** EXERCISE DESCRIPTION **
Count the lines containing "request" in the entries underneath, and state that count without anything else.

** EXTRACTED RECORDS **

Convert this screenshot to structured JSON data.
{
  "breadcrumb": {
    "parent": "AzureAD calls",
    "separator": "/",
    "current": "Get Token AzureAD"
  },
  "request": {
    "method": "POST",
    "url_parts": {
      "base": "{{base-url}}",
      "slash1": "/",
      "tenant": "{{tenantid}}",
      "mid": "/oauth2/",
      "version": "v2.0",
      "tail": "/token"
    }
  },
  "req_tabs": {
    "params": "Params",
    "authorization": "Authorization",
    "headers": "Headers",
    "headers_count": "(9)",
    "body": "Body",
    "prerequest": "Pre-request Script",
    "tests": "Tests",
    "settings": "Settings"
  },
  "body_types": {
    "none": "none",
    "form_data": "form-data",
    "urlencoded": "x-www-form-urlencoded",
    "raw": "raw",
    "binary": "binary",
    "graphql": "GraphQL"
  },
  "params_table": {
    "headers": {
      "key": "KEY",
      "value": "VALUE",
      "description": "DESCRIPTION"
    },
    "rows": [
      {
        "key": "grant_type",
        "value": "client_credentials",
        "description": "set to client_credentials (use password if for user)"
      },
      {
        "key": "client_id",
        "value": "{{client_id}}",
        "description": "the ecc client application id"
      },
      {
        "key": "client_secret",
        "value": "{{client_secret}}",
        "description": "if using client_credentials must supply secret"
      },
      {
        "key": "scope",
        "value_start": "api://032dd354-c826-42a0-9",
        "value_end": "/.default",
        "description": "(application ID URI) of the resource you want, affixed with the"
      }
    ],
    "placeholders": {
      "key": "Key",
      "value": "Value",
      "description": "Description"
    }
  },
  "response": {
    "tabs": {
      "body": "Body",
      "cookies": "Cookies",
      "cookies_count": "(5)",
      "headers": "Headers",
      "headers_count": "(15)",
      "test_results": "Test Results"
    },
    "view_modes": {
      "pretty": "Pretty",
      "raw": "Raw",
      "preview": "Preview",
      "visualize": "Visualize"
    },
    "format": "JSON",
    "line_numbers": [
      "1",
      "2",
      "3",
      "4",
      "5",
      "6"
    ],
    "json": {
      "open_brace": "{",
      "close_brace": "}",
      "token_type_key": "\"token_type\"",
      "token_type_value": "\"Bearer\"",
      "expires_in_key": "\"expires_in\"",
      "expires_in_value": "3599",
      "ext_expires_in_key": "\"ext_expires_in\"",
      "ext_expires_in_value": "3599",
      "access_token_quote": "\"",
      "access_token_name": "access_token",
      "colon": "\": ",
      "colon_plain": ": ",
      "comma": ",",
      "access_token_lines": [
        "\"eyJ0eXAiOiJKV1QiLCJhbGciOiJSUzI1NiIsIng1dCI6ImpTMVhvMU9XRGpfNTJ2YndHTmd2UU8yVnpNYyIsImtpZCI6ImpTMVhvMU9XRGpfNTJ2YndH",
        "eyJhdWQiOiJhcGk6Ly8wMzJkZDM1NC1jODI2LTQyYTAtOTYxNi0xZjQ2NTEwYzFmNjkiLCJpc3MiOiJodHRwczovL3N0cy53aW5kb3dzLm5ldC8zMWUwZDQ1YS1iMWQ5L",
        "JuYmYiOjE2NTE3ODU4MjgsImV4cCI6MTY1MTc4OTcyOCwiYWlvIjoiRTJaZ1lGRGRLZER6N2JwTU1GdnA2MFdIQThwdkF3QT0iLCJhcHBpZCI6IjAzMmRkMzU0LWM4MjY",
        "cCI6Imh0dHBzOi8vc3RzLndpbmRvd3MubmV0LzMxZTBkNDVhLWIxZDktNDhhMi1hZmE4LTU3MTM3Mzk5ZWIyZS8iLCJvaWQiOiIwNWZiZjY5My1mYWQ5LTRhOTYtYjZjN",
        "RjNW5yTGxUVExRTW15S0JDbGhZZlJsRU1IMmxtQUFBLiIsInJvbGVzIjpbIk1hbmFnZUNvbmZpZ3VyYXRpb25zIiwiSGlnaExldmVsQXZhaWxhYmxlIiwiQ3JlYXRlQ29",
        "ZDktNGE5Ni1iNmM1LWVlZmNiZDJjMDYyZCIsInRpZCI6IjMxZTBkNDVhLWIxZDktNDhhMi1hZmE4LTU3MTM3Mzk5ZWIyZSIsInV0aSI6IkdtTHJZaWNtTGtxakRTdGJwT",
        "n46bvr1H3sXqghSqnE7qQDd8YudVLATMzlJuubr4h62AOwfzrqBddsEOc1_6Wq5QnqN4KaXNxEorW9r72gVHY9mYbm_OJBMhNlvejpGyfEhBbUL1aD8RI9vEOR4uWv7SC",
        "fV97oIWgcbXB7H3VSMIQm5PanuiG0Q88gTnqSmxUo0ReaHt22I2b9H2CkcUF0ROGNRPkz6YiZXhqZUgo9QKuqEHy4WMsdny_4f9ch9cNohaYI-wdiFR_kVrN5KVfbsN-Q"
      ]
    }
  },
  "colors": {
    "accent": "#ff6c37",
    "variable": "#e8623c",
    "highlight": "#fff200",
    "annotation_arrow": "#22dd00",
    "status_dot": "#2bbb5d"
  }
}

** TASK OUTPUT **
2